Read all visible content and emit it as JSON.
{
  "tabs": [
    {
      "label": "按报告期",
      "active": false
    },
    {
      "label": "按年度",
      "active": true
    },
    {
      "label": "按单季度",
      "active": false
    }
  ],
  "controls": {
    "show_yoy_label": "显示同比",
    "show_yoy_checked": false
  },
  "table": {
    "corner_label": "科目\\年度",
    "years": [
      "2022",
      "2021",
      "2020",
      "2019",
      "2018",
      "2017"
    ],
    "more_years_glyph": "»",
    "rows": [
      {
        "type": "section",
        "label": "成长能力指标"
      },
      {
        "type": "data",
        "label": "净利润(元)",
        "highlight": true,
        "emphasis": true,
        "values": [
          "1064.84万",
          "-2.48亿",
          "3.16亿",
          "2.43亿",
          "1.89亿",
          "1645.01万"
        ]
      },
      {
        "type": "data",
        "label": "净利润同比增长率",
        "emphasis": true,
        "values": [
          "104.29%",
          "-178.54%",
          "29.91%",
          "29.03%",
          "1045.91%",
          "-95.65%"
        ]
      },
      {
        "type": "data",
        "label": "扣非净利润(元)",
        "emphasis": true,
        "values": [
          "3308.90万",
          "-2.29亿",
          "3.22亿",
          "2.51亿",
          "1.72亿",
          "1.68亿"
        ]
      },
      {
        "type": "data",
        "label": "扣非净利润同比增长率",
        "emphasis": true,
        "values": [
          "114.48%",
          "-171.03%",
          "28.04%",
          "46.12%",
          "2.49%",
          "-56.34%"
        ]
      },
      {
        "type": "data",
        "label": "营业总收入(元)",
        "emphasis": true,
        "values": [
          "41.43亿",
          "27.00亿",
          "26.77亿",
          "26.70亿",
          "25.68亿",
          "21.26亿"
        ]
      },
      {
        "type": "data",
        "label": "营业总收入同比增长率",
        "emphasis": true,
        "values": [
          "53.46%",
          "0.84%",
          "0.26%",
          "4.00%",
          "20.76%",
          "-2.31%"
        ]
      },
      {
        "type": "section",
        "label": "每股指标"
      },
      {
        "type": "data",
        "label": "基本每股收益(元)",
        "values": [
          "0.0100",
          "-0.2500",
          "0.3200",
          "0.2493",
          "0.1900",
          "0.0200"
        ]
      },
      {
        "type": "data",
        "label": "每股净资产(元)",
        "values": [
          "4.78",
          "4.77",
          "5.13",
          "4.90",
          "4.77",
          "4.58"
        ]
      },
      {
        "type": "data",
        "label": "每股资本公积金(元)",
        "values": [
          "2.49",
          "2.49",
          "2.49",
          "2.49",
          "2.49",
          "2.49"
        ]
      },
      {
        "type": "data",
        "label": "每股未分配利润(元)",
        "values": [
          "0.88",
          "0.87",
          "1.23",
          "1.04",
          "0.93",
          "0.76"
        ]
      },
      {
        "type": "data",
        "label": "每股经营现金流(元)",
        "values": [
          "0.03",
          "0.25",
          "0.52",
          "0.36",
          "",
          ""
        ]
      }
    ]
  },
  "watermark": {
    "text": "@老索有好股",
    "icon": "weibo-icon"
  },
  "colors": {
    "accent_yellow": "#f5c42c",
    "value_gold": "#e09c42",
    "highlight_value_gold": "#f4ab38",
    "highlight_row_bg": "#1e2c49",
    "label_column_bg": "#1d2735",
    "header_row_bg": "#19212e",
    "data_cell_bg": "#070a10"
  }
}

What is asked: Give the entries again in full, exactly as they are written.

Reply:
Read all visible content and emit it as JSON.
{
  "tabs": [
    {
      "label": "按报告期",
      "active": false
    },
    {
      "label": "按年度",
      "active": true
    },
    {
      "label": "按单季度",
      "active": false
    }
  ],
  "controls": {
    "show_yoy_label": "显示同比",
    "show_yoy_checked": false
  },
  "table": {
    "corner_label": "科目\\年度",
    "years": [
      "2022",
      "2021",
      "2020",
      "2019",
      "2018",
      "2017"
    ],
    "more_years_glyph": "»",
    "rows": [
      {
        "type": "section",
        "label": "成长能力指标"
      },
      {
        "type": "data",
        "label": "净利润(元)",
        "highlight": true,
        "emphasis": true,
        "values": [
          "1064.84万",
          "-2.48亿",
          "3.16亿",
          "2.43亿",
          "1.89亿",
          "1645.01万"
        ]
      },
      {
        "type": "data",
        "label": "净利润同比增长率",
        "emphasis": true,
        "values": [
          "104.29%",
          "-178.54%",
          "29.91%",
          "29.03%",
          "1045.91%",
          "-95.65%"
        ]
      },
      {
        "type": "data",
        "label": "扣非净利润(元)",
        "emphasis": true,
        "values": [
          "3308.90万",
          "-2.29亿",
          "3.22亿",
          "2.51亿",
          "1.72亿",
          "1.68亿"
        ]
      },
      {
        "type": "data",
        "label": "扣非净利润同比增长率",
        "emphasis": true,
        "values": [
          "114.48%",
          "-171.03%",
          "28.04%",
          "46.12%",
          "2.49%",
          "-56.34%"
        ]
      },
      {
        "type": "data",
        "label": "营业总收入(元)",
        "emphasis": true,
        "values": [
          "41.43亿",
          "27.00亿",
          "26.77亿",
          "26.70亿",
          "25.68亿",
          "21.26亿"
        ]
      },
      {
        "type": "data",
        "label": "营业总收入同比增长率",
        "emphasis": true,
        "values": [
          "53.46%",
          "0.84%",
          "0.26%",
          "4.00%",
          "20.76%",
          "-2.31%"
        ]
      },
      {
        "type": "section",
        "label": "每股指标"
      },
      {
        "type": "data",
        "label": "基本每股收益(元)",
        "values": [
          "0.0100",
          "-0.2500",
          "0.3200",
          "0.2493",
          "0.1900",
          "0.0200"
        ]
      },
      {
        "type": "data",
        "label": "每股净资产(元)",
        "values": [
          "4.78",
          "4.77",
          "5.13",
          "4.90",
          "4.77",
          "4.58"
        ]
      },
      {
        "type": "data",
        "label": "每股资本公积金(元)",
        "values": [
          "2.49",
          "2.49",
          "2.49",
          "2.49",
          "2.49",
          "2.49"
        ]
      },
      {
        "type": "data",
        "label": "每股未分配利润(元)",
        "values": [
          "0.88",
          "0.87",
          "1.23",
          "1.04",
          "0.93",
          "0.76"
        ]
      },
      {
        "type": "data",
        "label": "每股经营现金流(元)",
        "values": [
          "0.03",
          "0.25",
          "0.52",
          "0.36",
          "",
          ""
        ]
      }
    ]
  },
  "watermark": {
    "text": "@老索有好股",
    "icon": "weibo-icon"
  },
  "colors": {
    "accent_yellow": "#f5c42c",
    "value_gold": "#e09c42",
    "highlight_value_gold": "#f4ab38",
    "highlight_row_bg": "#1e2c49",
    "label_column_bg": "#1d2735",
    "header_row_bg": "#19212e",
    "data_cell_bg": "#070a10"
  }
}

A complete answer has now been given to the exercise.